╭─ SOURCE MATERIAL
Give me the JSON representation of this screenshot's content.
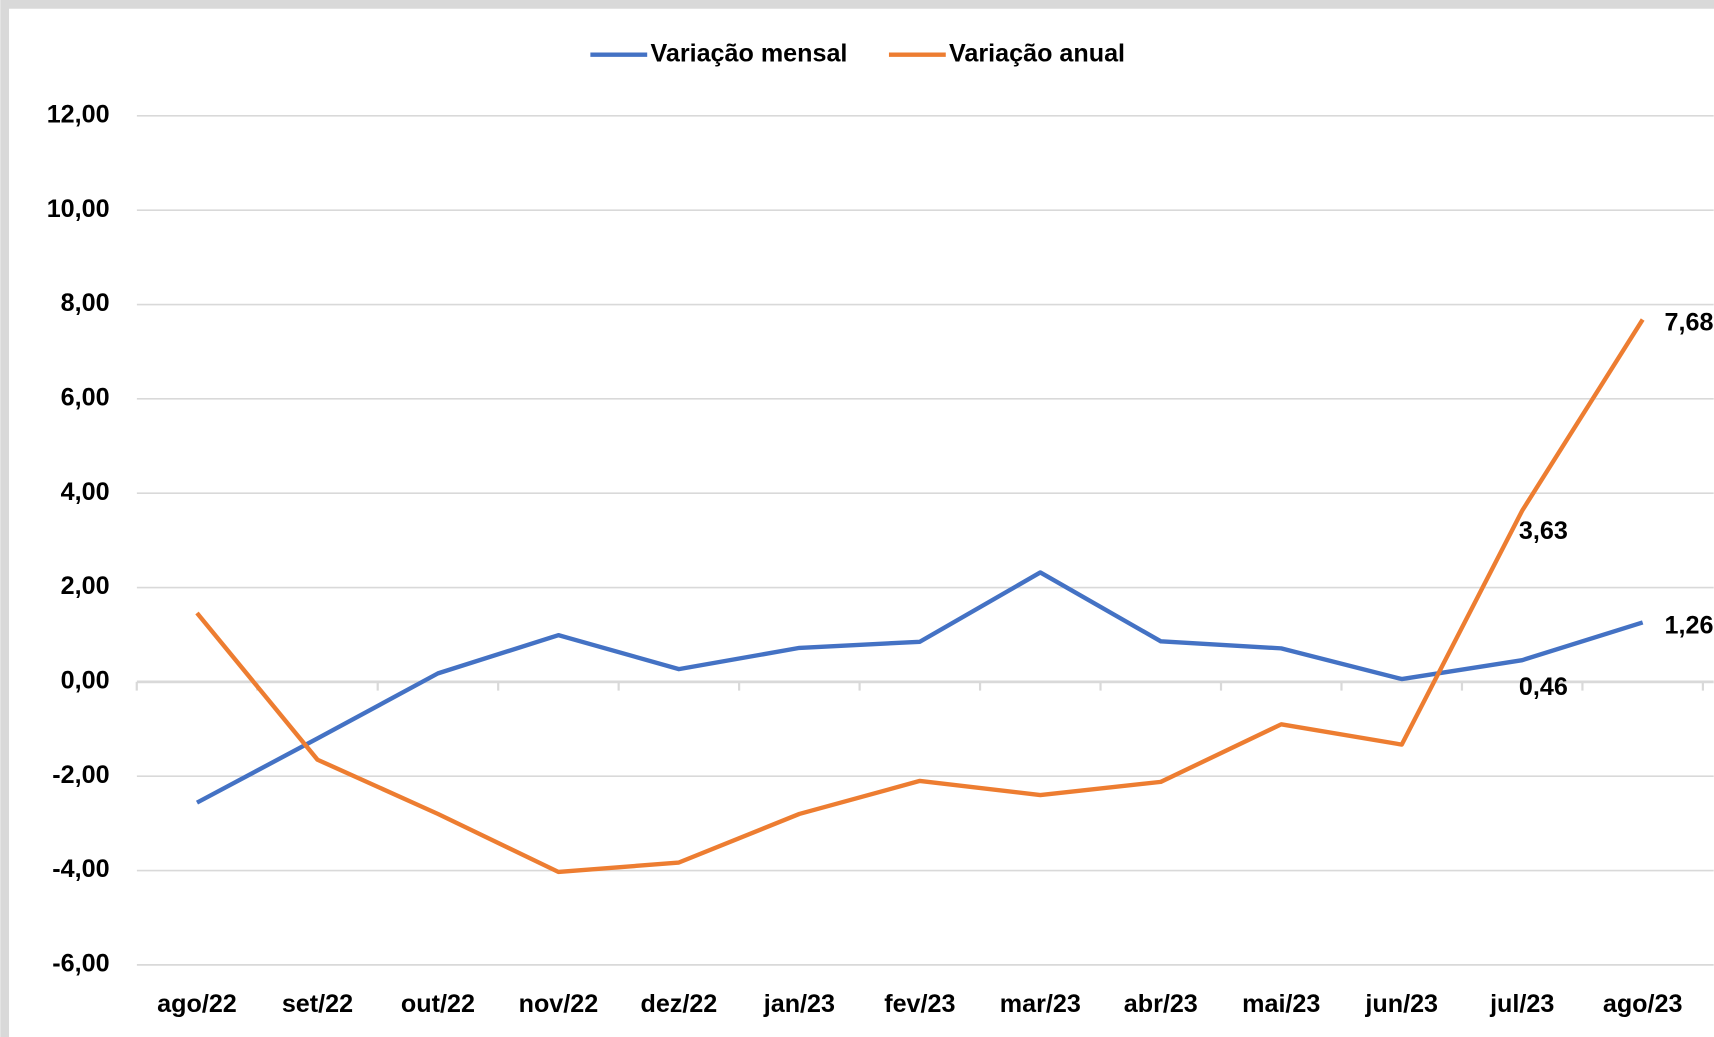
{
  "chart_data": {
    "type": "line",
    "categories": [
      "ago/22",
      "set/22",
      "out/22",
      "nov/22",
      "dez/22",
      "jan/23",
      "fev/23",
      "mar/23",
      "abr/23",
      "mai/23",
      "jun/23",
      "jul/23",
      "ago/23"
    ],
    "series": [
      {
        "name": "Variação mensal",
        "color": "#4472c4",
        "values": [
          -2.56,
          -1.2,
          0.18,
          0.99,
          0.27,
          0.72,
          0.85,
          2.32,
          0.86,
          0.71,
          0.06,
          0.46,
          1.26
        ],
        "value_labels": [
          null,
          null,
          null,
          null,
          null,
          null,
          null,
          null,
          null,
          null,
          null,
          "0,46",
          "1,26"
        ]
      },
      {
        "name": "Variação anual",
        "color": "#ed7d31",
        "values": [
          1.46,
          -1.65,
          -2.8,
          -4.03,
          -3.83,
          -2.8,
          -2.1,
          -2.4,
          -2.12,
          -0.9,
          -1.33,
          3.63,
          7.68
        ],
        "value_labels": [
          null,
          null,
          null,
          null,
          null,
          null,
          null,
          null,
          null,
          null,
          null,
          "3,63",
          "7,68"
        ]
      }
    ],
    "ylim": [
      -6,
      12
    ],
    "yticks": [
      {
        "value": -6,
        "label": "-6,00"
      },
      {
        "value": -4,
        "label": "-4,00"
      },
      {
        "value": -2,
        "label": "-2,00"
      },
      {
        "value": 0,
        "label": "0,00"
      },
      {
        "value": 2,
        "label": "2,00"
      },
      {
        "value": 4,
        "label": "4,00"
      },
      {
        "value": 6,
        "label": "6,00"
      },
      {
        "value": 8,
        "label": "8,00"
      },
      {
        "value": 10,
        "label": "10,00"
      },
      {
        "value": 12,
        "label": "12,00"
      }
    ],
    "grid": true,
    "legend": "top"
  }
}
╰─
INSTRUCTION: Using the listing above, return all lines where the word "name" occurs.

SOLUTION:
        "name": "Variação mensal",
        "name": "Variação anual",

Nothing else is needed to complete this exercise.